## To be done
Write out all lines holding the word "thuế".
━━ Supplied data ━━
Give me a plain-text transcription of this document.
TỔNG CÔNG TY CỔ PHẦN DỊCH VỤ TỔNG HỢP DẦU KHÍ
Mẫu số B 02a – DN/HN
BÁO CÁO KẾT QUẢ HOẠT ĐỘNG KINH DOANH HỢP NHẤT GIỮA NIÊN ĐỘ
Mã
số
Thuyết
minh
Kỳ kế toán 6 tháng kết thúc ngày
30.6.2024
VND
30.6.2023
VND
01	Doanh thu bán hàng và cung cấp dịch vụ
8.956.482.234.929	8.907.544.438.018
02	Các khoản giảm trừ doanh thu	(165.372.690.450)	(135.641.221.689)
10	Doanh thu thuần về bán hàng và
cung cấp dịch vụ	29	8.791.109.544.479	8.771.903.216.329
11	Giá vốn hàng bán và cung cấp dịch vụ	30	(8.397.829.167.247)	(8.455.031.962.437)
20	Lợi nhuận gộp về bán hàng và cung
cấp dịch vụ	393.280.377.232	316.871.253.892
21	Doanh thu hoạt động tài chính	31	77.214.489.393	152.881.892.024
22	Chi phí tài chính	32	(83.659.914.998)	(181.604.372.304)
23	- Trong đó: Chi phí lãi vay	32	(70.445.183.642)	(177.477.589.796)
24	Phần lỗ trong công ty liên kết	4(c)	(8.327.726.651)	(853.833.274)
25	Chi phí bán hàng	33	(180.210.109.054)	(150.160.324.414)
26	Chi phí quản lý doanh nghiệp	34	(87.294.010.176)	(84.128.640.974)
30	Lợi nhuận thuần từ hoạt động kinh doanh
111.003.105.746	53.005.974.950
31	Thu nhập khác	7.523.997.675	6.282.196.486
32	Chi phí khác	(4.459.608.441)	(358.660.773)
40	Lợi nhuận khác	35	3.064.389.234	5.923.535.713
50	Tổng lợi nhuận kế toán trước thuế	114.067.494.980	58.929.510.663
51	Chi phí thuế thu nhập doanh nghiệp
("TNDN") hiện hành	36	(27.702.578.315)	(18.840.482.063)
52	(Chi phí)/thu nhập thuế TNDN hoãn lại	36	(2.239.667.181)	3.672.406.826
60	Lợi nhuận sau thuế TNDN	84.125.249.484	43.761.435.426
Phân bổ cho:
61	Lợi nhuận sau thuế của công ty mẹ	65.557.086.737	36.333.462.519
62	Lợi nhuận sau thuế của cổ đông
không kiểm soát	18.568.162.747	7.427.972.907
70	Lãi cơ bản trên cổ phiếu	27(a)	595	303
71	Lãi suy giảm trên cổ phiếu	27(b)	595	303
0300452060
━━━
## Answer to this problem
50	Tổng lợi nhuận kế toán trước thuế	114.067.494.980	58.929.510.663
51	Chi phí thuế thu nhập doanh nghiệp
52	(Chi phí)/thu nhập thuế TNDN hoãn lại	36	(2.239.667.181)	3.672.406.826
60	Lợi nhuận sau thuế TNDN	84.125.249.484	43.761.435.426
61	Lợi nhuận sau thuế của công ty mẹ	65.557.086.737	36.333.462.519
62	Lợi nhuận sau thuế của cổ đông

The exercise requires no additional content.